Lines holding the string "Dörfer" are the ones to copy from this listing.

**Records from a dataset:**
━━━━━━━━

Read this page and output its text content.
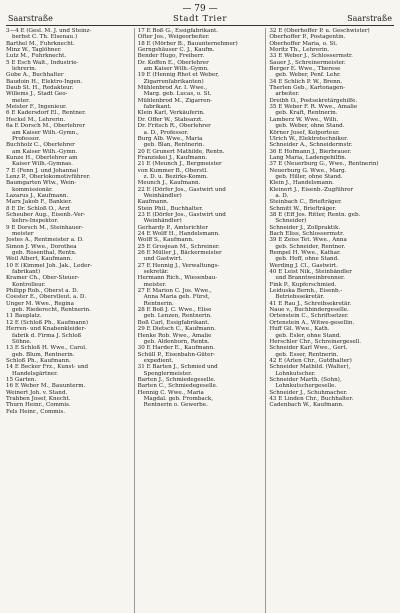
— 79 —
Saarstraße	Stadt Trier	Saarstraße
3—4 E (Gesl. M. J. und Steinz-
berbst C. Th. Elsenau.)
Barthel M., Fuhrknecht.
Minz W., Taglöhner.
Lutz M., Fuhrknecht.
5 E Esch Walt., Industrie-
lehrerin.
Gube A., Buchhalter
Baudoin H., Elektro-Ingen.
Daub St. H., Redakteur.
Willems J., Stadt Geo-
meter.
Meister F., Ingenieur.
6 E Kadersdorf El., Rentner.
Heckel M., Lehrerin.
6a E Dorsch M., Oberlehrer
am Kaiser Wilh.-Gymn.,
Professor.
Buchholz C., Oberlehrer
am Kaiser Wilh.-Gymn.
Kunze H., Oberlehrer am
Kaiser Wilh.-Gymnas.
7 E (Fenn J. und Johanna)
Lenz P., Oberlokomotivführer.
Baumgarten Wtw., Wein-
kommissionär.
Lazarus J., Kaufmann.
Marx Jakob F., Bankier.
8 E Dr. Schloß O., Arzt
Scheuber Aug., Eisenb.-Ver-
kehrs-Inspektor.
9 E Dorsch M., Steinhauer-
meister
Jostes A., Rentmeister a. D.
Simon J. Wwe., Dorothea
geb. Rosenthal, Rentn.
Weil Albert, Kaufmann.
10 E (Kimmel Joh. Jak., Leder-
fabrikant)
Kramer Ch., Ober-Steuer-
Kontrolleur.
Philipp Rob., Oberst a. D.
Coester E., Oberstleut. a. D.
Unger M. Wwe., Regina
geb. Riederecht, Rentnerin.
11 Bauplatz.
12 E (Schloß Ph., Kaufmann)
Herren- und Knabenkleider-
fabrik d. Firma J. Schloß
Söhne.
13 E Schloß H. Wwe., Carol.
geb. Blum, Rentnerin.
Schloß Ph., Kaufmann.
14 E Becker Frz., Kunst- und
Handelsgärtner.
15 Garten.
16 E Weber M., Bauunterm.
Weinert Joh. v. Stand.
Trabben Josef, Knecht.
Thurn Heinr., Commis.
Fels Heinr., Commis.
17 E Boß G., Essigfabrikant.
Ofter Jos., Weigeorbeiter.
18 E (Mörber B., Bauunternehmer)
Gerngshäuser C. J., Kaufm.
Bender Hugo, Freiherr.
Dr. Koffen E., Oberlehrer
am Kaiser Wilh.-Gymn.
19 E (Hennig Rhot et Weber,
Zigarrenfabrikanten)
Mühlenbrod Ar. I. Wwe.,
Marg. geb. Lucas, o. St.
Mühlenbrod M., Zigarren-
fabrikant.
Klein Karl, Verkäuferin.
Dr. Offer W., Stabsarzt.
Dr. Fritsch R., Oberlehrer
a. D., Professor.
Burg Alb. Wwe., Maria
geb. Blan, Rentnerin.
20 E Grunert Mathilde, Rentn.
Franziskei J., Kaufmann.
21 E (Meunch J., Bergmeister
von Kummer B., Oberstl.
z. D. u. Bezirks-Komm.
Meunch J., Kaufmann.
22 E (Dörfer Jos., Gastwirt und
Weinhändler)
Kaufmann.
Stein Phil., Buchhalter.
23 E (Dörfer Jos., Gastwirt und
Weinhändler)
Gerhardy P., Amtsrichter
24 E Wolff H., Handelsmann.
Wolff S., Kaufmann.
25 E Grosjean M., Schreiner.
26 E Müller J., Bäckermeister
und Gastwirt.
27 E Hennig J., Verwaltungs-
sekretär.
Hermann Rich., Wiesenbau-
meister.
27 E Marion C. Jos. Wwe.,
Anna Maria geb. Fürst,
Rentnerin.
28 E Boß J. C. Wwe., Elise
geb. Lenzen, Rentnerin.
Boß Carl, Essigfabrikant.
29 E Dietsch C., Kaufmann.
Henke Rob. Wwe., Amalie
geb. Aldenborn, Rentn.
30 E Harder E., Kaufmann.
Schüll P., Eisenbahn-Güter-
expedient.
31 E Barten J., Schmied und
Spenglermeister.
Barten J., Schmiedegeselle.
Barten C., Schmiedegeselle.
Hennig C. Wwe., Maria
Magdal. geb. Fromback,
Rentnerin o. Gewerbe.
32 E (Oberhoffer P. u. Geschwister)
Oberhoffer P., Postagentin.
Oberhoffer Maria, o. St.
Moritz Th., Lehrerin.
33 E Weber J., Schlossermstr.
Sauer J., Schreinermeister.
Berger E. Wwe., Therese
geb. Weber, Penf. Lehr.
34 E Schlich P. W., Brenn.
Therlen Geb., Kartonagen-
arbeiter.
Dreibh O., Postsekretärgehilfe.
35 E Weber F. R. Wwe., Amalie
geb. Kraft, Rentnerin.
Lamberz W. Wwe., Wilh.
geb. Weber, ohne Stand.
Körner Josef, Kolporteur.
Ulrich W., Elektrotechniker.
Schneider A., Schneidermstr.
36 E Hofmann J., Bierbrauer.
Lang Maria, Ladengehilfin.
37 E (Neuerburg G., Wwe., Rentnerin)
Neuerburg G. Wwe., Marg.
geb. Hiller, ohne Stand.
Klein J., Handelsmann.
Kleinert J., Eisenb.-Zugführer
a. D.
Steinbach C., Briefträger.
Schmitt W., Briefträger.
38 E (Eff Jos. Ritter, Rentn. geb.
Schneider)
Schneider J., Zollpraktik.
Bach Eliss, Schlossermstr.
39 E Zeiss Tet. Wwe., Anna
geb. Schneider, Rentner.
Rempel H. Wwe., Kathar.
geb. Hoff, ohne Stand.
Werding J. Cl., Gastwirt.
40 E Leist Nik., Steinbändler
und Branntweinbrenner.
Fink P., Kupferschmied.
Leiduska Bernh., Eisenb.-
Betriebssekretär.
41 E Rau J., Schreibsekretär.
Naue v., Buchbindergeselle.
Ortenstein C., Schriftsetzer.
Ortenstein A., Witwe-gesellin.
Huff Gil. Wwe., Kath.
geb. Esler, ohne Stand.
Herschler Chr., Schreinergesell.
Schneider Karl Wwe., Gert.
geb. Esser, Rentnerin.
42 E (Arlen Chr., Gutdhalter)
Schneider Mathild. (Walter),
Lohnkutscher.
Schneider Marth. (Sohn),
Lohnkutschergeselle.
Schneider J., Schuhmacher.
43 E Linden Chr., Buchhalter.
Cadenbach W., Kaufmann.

━━━━━━━━

**Result for this task:**
22 E (Dörfer Jos., Gastwirt und
23 E (Dörfer Jos., Gastwirt und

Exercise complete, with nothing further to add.